**PROBLEM:** Reproduce everything from the start of the data down to the line containing "chevron-up-icon: ︿ — [957, 506, 971, 521]", swapping each "interactable" for "clickable" and leaving all else as it is.

◆ ◆ ◆

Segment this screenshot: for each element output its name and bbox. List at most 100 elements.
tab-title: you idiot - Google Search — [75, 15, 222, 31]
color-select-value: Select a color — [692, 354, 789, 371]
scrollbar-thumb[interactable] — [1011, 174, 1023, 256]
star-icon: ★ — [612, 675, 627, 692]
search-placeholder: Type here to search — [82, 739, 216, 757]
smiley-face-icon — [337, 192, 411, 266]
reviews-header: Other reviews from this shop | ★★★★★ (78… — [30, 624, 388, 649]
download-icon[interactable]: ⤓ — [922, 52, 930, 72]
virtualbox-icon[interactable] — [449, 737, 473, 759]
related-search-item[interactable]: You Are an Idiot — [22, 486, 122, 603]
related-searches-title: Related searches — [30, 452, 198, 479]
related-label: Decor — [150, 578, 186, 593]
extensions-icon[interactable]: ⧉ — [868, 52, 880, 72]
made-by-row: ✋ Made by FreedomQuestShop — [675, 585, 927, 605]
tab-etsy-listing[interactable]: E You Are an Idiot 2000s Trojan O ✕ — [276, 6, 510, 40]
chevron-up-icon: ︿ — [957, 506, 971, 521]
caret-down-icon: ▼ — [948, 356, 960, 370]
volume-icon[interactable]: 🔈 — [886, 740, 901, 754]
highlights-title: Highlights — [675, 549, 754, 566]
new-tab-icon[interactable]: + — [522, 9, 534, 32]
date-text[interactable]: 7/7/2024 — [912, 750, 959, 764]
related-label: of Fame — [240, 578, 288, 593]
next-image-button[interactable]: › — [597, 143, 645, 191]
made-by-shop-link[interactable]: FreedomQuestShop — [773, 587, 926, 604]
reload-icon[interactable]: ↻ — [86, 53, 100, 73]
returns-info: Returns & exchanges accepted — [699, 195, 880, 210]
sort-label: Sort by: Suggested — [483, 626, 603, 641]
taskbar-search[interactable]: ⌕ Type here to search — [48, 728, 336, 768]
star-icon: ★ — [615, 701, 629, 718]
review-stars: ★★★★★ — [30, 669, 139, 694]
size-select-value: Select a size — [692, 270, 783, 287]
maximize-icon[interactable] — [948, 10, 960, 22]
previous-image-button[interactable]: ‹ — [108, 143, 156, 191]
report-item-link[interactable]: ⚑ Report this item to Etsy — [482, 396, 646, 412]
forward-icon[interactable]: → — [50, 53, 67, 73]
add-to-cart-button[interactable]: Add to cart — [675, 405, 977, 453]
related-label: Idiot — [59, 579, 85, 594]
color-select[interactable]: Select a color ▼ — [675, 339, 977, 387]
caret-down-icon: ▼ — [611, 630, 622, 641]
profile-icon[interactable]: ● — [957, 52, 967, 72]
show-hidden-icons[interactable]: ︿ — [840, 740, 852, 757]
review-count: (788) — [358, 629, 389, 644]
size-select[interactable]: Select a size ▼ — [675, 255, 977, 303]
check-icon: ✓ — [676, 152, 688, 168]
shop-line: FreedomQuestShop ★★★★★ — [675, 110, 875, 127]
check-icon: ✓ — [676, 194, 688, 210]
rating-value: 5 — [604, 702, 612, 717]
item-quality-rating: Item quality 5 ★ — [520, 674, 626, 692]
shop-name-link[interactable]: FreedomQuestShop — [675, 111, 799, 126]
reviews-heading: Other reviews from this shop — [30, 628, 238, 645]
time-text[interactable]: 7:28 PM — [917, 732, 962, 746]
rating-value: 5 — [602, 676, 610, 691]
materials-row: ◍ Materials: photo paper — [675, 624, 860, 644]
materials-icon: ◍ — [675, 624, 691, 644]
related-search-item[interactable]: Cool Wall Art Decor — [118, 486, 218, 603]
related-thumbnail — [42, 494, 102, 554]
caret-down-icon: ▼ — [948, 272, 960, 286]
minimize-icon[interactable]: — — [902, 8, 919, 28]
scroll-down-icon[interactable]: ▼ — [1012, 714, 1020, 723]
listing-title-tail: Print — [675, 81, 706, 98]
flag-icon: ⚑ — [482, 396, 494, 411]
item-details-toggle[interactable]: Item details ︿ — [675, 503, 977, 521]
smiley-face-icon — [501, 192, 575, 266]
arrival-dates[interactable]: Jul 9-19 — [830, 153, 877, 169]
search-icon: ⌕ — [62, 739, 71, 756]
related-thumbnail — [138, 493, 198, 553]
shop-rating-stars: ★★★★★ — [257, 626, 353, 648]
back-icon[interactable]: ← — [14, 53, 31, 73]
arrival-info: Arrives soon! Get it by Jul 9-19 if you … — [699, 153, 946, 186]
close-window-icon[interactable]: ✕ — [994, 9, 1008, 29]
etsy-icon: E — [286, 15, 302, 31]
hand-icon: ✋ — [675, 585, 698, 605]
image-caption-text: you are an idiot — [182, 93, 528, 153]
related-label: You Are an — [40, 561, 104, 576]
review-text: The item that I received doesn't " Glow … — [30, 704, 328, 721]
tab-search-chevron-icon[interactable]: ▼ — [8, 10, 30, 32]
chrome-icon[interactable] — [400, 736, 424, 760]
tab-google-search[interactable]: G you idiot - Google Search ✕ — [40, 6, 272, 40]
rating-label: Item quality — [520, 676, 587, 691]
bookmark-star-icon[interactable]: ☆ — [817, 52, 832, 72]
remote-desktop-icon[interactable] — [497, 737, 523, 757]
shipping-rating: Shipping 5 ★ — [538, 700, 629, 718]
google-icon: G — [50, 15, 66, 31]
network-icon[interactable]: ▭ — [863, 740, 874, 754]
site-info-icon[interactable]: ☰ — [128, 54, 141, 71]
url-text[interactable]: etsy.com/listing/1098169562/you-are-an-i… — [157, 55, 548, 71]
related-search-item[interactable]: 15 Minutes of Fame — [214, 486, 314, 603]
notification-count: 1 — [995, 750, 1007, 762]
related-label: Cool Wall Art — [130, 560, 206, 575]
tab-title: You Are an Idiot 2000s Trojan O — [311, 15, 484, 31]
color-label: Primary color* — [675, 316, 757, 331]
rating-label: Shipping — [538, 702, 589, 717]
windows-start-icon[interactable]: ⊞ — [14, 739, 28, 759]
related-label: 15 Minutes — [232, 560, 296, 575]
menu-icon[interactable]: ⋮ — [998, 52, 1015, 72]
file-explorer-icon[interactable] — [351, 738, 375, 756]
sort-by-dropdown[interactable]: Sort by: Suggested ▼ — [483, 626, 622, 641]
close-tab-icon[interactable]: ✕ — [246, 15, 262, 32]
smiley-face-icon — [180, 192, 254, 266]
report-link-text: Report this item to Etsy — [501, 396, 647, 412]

◆ ◆ ◆

**REPLY TO THE EXERCISE:**
Segment this screenshot: for each element output its name and bbox. List at most 100 elements.
tab-title: you idiot - Google Search — [75, 15, 222, 31]
color-select-value: Select a color — [692, 354, 789, 371]
scrollbar-thumb[clickable] — [1011, 174, 1023, 256]
star-icon: ★ — [612, 675, 627, 692]
search-placeholder: Type here to search — [82, 739, 216, 757]
smiley-face-icon — [337, 192, 411, 266]
reviews-header: Other reviews from this shop | ★★★★★ (78… — [30, 624, 388, 649]
download-icon[clickable]: ⤓ — [922, 52, 930, 72]
virtualbox-icon[clickable] — [449, 737, 473, 759]
related-search-item[clickable]: You Are an Idiot — [22, 486, 122, 603]
related-searches-title: Related searches — [30, 452, 198, 479]
related-label: Decor — [150, 578, 186, 593]
extensions-icon[clickable]: ⧉ — [868, 52, 880, 72]
made-by-row: ✋ Made by FreedomQuestShop — [675, 585, 927, 605]
tab-etsy-listing[clickable]: E You Are an Idiot 2000s Trojan O ✕ — [276, 6, 510, 40]
chevron-up-icon: ︿ — [957, 506, 971, 521]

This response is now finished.